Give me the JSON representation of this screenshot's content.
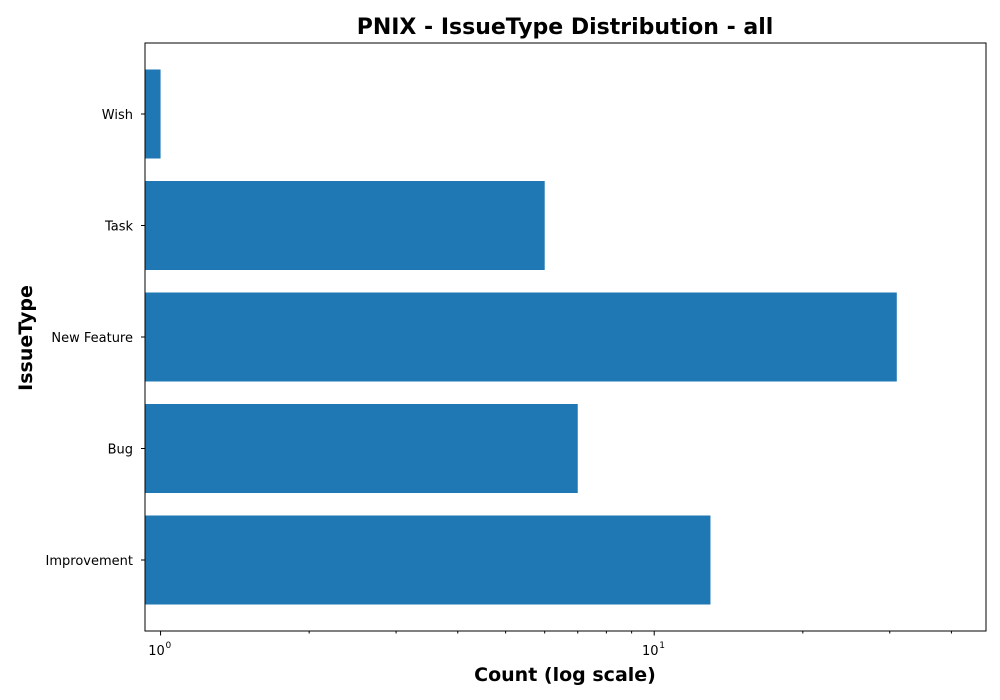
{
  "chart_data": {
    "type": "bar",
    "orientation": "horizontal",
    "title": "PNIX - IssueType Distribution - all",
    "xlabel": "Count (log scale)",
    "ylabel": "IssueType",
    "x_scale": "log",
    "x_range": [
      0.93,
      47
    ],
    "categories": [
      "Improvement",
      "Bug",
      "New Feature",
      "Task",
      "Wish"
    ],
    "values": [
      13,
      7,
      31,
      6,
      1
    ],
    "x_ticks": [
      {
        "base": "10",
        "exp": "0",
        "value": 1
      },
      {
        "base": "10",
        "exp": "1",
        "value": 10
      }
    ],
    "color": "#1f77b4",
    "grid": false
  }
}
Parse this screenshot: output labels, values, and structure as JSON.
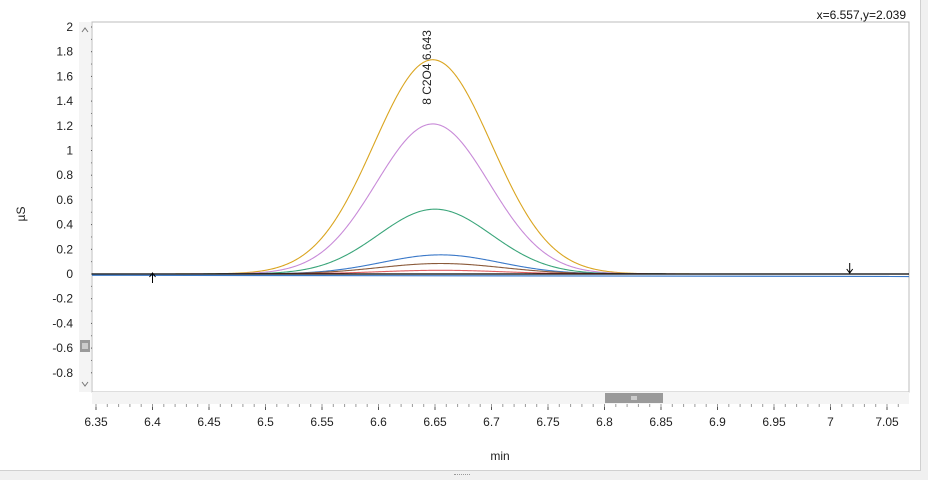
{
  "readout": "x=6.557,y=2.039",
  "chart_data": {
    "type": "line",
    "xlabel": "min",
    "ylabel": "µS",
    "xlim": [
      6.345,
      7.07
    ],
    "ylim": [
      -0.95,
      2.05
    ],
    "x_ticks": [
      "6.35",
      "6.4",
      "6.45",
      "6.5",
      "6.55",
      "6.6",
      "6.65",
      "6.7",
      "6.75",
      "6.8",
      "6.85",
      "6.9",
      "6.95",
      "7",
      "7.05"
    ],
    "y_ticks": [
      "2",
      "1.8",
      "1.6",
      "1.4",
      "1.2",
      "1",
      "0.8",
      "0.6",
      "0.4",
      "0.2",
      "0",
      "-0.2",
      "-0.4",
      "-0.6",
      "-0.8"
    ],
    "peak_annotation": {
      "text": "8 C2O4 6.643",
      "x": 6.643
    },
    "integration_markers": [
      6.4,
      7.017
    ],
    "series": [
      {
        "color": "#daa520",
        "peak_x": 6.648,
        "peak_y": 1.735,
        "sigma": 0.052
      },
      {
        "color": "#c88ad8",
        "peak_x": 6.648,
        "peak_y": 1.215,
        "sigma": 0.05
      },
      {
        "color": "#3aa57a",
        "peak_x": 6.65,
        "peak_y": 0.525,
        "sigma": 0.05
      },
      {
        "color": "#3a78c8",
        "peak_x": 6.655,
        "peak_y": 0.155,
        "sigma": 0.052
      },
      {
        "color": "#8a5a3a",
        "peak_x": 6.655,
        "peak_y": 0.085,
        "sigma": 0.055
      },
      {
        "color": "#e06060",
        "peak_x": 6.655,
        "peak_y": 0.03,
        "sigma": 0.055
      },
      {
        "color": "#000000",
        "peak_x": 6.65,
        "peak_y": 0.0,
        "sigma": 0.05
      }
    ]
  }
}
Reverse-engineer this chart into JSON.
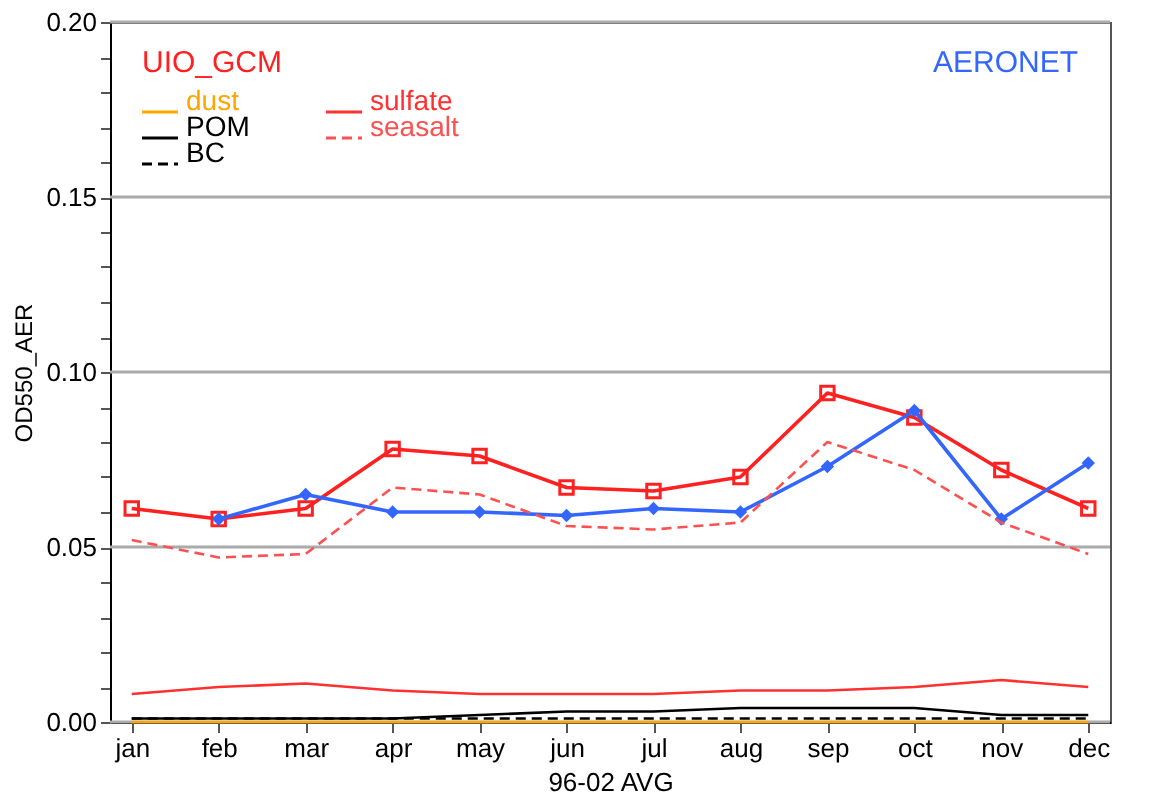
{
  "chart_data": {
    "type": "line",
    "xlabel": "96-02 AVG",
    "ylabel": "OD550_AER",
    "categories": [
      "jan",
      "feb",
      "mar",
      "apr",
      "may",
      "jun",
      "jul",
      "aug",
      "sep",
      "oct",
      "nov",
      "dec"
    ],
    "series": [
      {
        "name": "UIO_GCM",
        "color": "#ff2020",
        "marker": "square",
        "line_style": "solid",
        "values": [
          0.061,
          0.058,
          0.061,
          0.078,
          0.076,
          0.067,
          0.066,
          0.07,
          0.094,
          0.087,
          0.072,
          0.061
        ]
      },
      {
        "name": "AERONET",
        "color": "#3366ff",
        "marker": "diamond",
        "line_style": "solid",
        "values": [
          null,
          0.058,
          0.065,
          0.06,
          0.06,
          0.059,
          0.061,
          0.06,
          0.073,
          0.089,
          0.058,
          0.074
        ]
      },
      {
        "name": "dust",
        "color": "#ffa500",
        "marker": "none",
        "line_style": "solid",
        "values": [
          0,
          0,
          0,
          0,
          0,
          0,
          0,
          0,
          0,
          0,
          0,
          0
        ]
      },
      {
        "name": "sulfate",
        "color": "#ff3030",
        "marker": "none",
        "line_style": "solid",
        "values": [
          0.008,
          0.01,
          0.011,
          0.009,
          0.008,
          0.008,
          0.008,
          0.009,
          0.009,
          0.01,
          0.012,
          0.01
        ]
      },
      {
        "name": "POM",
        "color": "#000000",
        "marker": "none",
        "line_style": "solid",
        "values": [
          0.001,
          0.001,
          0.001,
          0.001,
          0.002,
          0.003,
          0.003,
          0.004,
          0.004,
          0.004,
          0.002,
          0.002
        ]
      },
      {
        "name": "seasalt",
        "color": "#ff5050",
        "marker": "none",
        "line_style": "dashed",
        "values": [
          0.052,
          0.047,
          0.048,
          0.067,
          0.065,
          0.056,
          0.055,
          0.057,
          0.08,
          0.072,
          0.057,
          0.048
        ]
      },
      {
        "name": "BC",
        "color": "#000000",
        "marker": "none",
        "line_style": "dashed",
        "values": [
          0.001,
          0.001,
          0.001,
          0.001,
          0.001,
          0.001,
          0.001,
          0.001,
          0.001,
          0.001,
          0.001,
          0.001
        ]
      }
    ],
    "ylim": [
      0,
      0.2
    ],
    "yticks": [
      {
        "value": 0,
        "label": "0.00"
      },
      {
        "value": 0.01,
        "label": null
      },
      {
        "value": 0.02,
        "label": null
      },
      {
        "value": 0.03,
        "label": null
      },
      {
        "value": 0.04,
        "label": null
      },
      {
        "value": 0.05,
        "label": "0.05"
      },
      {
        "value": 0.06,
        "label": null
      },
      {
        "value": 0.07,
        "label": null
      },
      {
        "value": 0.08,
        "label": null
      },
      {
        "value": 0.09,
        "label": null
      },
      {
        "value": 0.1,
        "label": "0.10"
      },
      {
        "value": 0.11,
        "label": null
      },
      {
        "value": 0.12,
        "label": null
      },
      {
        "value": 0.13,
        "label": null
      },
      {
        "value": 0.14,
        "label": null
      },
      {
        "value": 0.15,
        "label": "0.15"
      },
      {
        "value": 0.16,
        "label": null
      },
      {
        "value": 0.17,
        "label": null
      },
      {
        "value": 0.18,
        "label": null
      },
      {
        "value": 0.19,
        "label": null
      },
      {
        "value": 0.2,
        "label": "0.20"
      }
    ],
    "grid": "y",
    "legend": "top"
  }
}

***

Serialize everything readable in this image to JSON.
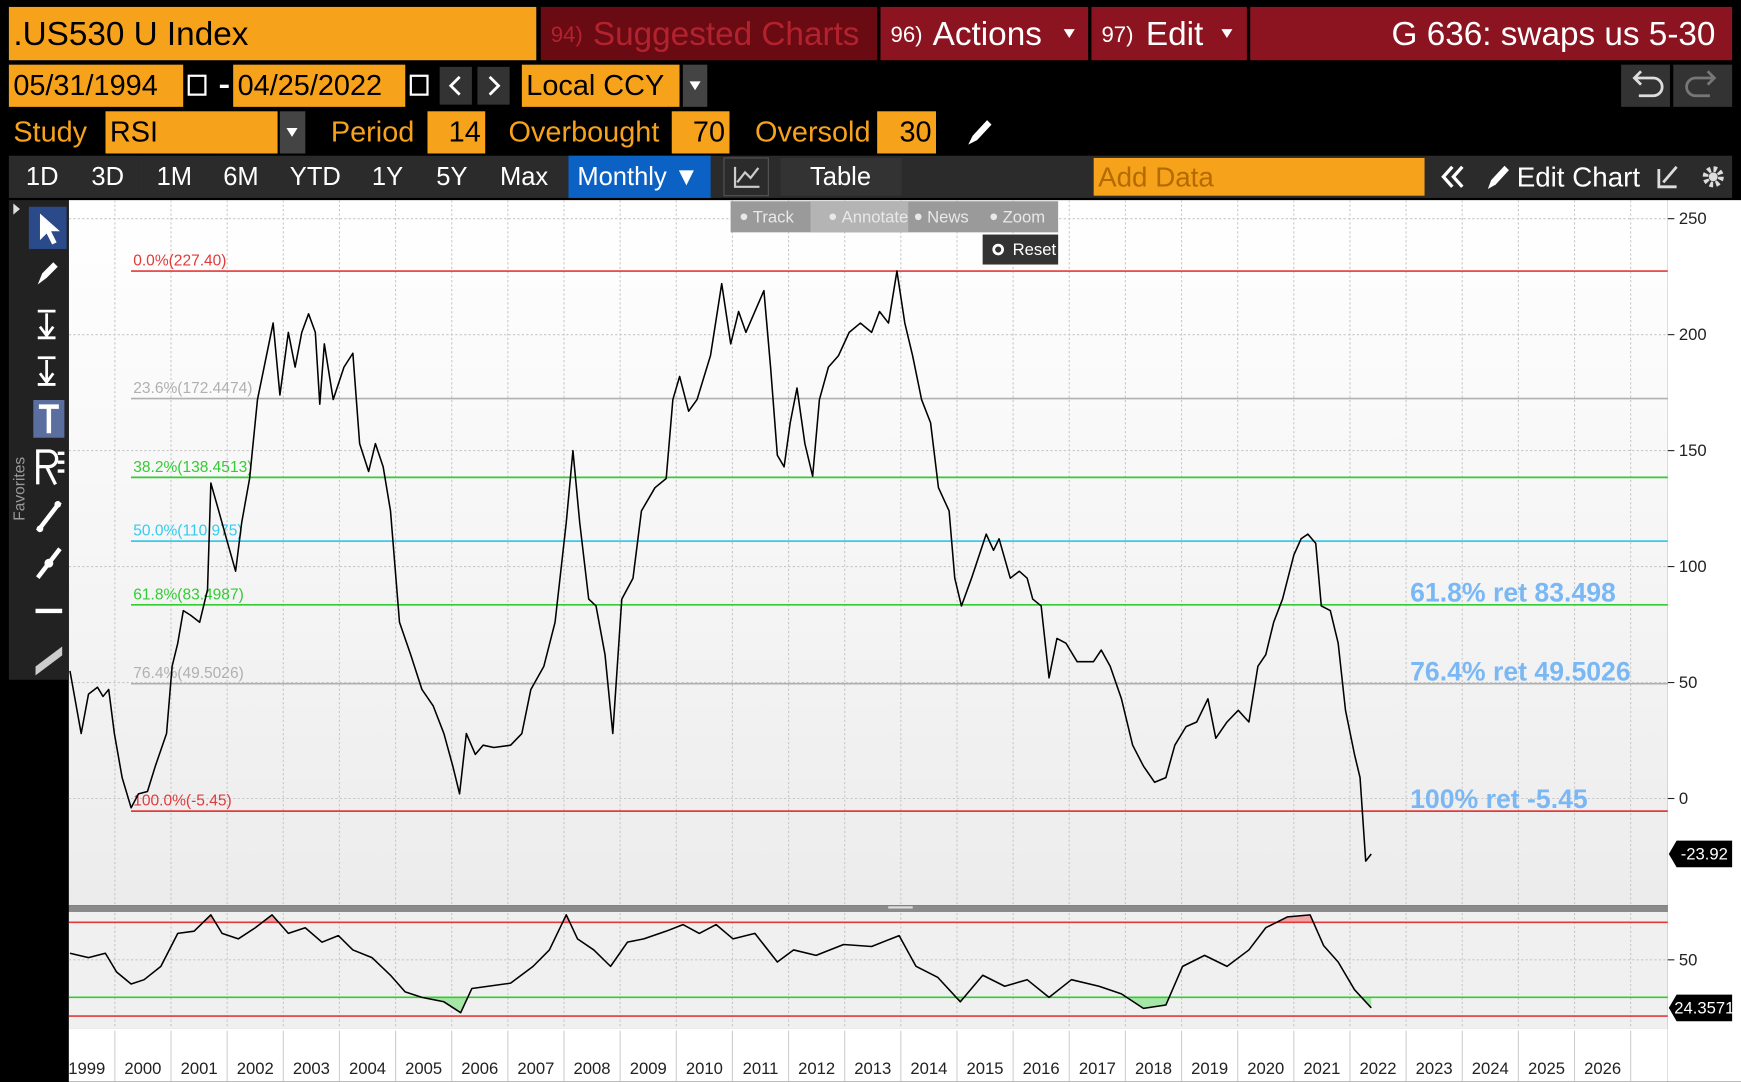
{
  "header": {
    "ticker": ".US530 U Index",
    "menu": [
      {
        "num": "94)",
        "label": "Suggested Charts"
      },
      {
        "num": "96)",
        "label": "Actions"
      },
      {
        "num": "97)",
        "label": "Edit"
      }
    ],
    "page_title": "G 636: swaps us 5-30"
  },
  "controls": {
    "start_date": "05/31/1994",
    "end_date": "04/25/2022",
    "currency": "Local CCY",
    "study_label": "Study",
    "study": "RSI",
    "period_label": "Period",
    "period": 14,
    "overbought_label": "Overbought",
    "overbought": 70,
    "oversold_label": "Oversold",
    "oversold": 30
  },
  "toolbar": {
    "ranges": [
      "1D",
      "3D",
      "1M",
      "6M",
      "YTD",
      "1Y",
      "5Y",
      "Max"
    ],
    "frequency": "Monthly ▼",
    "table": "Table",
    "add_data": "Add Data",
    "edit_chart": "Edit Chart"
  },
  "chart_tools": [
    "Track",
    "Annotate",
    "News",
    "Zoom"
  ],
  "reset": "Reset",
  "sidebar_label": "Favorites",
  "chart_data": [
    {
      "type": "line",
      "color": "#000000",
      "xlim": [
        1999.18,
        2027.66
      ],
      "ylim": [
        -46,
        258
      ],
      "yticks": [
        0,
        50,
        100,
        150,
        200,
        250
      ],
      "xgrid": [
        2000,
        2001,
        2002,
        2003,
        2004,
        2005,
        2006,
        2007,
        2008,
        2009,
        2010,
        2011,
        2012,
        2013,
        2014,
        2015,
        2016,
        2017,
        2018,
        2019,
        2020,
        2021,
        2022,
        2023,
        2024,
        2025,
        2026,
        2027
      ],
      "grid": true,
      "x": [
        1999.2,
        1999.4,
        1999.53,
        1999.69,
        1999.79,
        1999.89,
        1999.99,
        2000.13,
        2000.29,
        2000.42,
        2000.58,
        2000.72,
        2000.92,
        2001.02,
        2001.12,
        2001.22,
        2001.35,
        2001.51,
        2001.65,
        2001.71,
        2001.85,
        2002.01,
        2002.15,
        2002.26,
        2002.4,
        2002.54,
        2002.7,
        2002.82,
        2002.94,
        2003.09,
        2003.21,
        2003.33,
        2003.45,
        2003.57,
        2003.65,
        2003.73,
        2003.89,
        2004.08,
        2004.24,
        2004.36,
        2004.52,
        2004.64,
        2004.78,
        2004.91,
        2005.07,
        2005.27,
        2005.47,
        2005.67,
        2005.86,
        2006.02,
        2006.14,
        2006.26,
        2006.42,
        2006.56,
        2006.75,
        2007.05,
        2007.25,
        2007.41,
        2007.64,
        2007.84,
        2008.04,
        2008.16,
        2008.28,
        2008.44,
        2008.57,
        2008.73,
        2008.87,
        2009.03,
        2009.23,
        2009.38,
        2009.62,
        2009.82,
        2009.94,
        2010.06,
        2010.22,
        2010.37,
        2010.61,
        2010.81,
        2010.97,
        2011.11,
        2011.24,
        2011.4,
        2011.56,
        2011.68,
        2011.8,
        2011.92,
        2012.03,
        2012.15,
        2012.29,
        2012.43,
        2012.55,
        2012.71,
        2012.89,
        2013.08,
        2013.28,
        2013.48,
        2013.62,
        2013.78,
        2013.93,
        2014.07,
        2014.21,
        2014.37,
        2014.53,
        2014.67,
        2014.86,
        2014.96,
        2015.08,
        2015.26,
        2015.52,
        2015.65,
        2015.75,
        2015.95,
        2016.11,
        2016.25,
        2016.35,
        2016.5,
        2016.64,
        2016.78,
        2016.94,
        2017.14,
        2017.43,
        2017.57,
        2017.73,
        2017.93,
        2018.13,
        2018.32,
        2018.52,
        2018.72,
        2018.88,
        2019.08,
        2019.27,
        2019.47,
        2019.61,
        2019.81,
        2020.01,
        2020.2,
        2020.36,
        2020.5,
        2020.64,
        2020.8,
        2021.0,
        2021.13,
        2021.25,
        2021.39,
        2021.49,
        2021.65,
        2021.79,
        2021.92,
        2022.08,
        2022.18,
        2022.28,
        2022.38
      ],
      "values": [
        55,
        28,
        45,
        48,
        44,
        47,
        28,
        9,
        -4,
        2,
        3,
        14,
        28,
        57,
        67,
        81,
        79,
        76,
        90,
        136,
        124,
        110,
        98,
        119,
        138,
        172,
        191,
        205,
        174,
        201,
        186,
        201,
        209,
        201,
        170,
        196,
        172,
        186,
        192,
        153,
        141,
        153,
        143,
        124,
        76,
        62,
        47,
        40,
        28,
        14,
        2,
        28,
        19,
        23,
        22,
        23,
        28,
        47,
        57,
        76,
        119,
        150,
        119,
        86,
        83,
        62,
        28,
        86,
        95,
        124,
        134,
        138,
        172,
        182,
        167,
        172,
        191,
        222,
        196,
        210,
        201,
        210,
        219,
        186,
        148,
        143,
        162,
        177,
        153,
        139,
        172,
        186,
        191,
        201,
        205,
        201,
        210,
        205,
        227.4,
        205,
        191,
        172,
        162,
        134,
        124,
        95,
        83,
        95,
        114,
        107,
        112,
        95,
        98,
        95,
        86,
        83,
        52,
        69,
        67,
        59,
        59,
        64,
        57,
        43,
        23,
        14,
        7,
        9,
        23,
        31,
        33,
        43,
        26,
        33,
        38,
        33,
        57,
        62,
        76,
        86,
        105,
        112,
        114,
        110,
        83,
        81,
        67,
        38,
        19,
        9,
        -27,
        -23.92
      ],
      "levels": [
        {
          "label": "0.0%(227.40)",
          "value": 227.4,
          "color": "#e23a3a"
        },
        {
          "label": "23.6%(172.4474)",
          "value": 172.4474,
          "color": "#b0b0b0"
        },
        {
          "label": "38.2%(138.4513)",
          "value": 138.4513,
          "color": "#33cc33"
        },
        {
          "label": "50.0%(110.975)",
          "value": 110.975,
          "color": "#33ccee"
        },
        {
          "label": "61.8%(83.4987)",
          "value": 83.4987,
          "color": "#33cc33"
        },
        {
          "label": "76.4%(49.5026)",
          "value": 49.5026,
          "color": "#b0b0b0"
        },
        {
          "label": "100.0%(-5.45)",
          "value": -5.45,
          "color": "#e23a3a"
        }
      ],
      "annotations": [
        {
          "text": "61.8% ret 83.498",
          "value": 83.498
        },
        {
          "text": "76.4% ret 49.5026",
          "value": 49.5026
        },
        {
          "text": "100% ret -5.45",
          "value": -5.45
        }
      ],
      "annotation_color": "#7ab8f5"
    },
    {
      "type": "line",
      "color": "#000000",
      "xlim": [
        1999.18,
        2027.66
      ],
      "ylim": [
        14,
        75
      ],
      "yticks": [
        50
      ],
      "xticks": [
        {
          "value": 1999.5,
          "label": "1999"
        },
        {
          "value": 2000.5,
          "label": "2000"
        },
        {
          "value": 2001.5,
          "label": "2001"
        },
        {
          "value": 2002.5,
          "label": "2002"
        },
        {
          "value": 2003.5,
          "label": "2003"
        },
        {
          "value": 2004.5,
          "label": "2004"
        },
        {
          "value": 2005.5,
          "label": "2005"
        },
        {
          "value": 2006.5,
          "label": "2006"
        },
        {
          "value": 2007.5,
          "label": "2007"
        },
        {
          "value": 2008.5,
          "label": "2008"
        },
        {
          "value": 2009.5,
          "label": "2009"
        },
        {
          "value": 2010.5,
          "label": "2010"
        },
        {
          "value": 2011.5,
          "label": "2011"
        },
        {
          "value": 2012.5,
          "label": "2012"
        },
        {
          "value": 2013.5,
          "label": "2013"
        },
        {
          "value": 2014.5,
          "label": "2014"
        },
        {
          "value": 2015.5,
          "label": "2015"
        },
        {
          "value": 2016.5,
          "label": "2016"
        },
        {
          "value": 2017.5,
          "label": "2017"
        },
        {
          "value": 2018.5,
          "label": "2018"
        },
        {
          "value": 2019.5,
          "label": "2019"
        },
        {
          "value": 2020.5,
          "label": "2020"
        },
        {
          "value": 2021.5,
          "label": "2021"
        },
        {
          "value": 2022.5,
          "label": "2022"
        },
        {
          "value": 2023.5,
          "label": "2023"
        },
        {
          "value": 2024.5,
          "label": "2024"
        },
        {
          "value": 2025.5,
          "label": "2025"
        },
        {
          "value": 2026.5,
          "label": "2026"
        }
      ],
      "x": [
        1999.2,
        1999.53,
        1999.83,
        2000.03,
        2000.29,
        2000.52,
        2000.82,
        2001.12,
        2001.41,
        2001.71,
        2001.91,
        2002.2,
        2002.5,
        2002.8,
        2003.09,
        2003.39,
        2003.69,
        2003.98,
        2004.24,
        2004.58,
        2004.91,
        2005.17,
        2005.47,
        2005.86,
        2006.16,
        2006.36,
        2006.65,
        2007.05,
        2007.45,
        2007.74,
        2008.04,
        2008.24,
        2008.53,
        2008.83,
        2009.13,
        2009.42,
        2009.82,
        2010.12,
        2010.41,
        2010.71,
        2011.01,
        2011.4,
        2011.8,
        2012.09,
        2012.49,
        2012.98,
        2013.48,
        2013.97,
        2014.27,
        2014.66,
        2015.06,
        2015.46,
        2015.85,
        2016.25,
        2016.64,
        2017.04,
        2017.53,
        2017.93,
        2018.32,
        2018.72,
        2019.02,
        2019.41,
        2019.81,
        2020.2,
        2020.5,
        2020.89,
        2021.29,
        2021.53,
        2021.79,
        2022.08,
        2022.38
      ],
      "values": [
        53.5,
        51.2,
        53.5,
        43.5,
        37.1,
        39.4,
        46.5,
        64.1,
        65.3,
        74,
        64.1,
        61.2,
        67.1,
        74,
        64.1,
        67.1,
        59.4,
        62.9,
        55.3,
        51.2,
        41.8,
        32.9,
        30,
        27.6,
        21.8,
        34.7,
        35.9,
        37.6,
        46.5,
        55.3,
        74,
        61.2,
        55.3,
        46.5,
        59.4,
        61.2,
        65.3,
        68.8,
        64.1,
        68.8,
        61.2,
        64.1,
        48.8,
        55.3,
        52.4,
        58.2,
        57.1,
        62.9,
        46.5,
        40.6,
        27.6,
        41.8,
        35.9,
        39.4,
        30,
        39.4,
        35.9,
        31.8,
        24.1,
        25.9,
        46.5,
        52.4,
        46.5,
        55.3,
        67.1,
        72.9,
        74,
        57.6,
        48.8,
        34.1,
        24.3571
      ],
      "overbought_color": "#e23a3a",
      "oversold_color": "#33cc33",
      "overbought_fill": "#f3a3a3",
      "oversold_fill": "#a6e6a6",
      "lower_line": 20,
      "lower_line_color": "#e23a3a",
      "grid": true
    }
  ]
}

***

WHAT THE TASK ASKS: Gather every line from the entries above where the word "this" appears, and copy them.

RESPONSE:
Give me the JSON representation of this screenshot's content.
Parse this screenshot: output labels, values, and structure as JSON.
Reverse-engineer this chart into JSON.
Serialize everything readable in this image to JSON.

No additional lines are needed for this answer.